— Problem statement —
The records below must be written out exactly, with every picture left behind.

— Entries supplied —
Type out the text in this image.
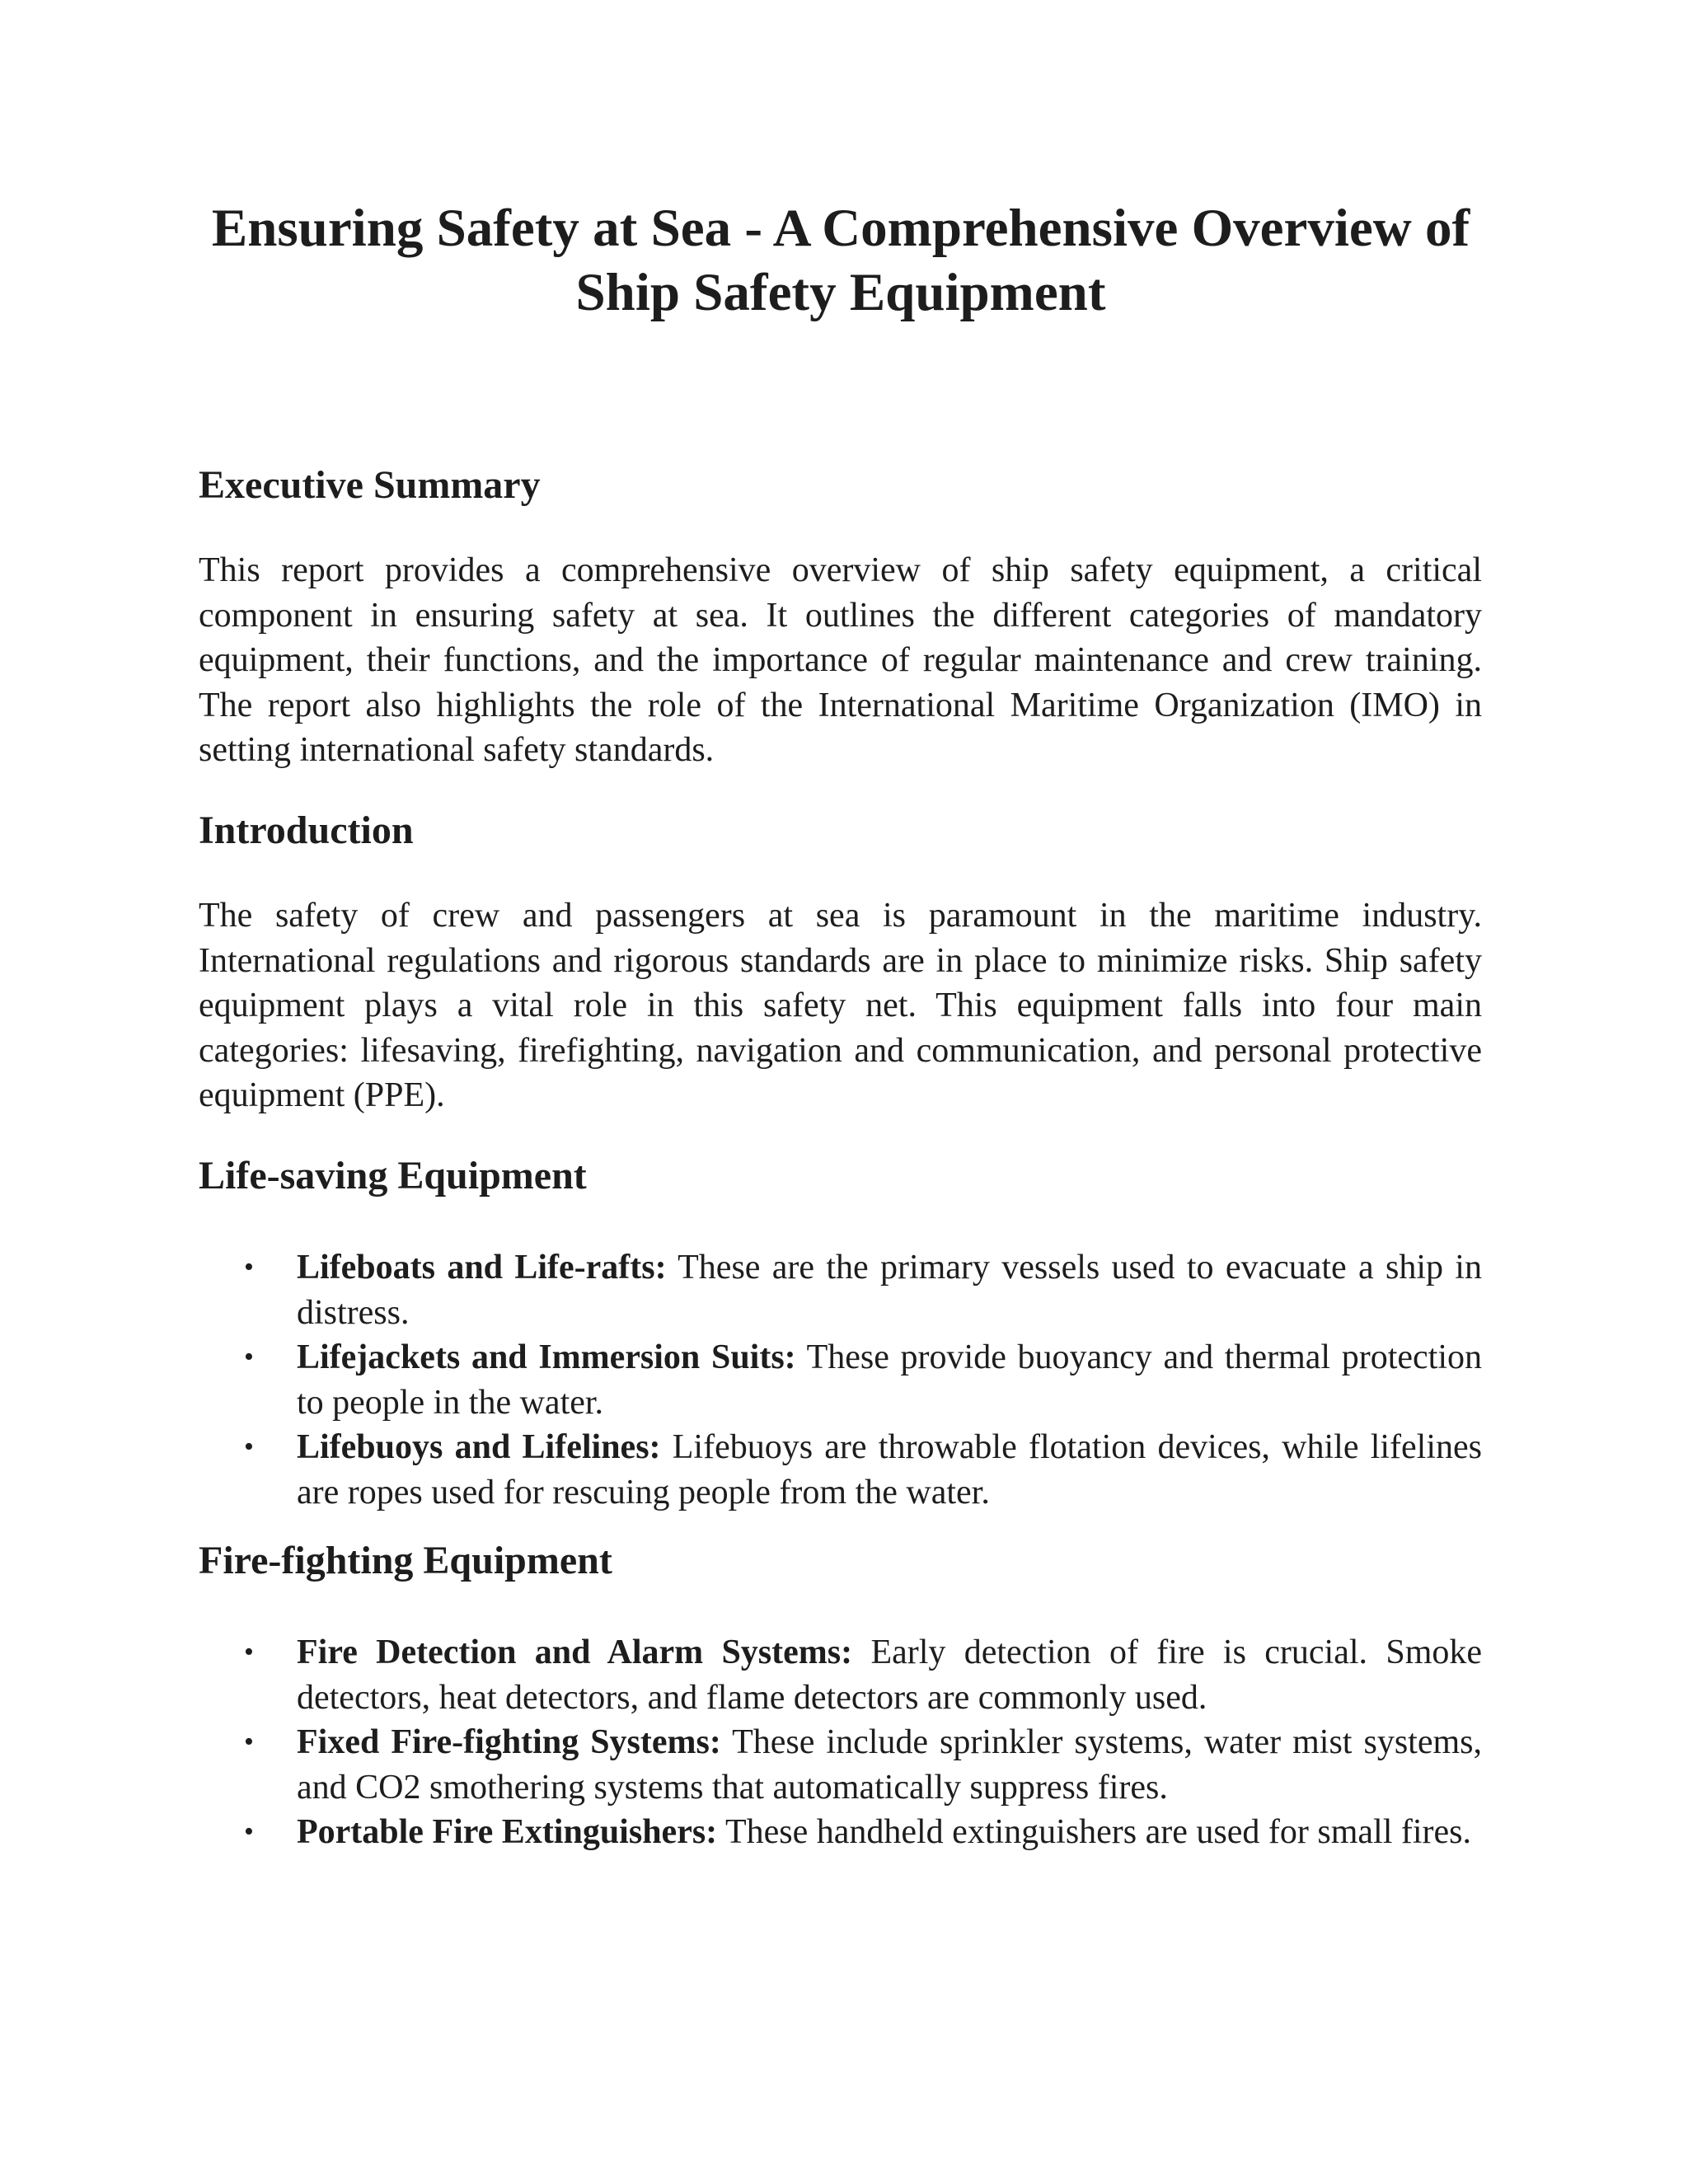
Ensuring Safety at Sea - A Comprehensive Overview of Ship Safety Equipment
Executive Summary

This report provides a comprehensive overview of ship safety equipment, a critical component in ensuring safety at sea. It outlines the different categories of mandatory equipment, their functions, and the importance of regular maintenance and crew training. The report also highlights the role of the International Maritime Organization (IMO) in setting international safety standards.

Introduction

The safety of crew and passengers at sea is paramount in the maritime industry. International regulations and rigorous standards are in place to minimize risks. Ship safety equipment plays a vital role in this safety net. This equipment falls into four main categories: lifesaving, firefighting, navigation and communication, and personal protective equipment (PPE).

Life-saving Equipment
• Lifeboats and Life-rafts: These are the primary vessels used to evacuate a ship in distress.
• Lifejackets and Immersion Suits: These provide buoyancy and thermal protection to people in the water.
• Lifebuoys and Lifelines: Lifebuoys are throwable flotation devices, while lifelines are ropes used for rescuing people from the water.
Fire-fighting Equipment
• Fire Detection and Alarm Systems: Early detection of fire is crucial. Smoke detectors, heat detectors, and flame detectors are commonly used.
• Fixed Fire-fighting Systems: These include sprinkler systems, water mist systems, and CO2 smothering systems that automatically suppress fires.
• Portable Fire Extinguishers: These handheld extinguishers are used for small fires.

— Task result —
Type out the text in this image.
Ensuring Safety at Sea - A Comprehensive Overview of Ship Safety Equipment
Executive Summary

This report provides a comprehensive overview of ship safety equipment, a critical component in ensuring safety at sea. It outlines the different categories of mandatory equipment, their functions, and the importance of regular maintenance and crew training. The report also highlights the role of the International Maritime Organization (IMO) in setting international safety standards.

Introduction

The safety of crew and passengers at sea is paramount in the maritime industry. International regulations and rigorous standards are in place to minimize risks. Ship safety equipment plays a vital role in this safety net. This equipment falls into four main categories: lifesaving, firefighting, navigation and communication, and personal protective equipment (PPE).

Life-saving Equipment
• Lifeboats and Life-rafts: These are the primary vessels used to evacuate a ship in distress.
• Lifejackets and Immersion Suits: These provide buoyancy and thermal protection to people in the water.
• Lifebuoys and Lifelines: Lifebuoys are throwable flotation devices, while lifelines are ropes used for rescuing people from the water.
Fire-fighting Equipment
• Fire Detection and Alarm Systems: Early detection of fire is crucial. Smoke detectors, heat detectors, and flame detectors are commonly used.
• Fixed Fire-fighting Systems: These include sprinkler systems, water mist systems, and CO2 smothering systems that automatically suppress fires.
• Portable Fire Extinguishers: These handheld extinguishers are used for small fires.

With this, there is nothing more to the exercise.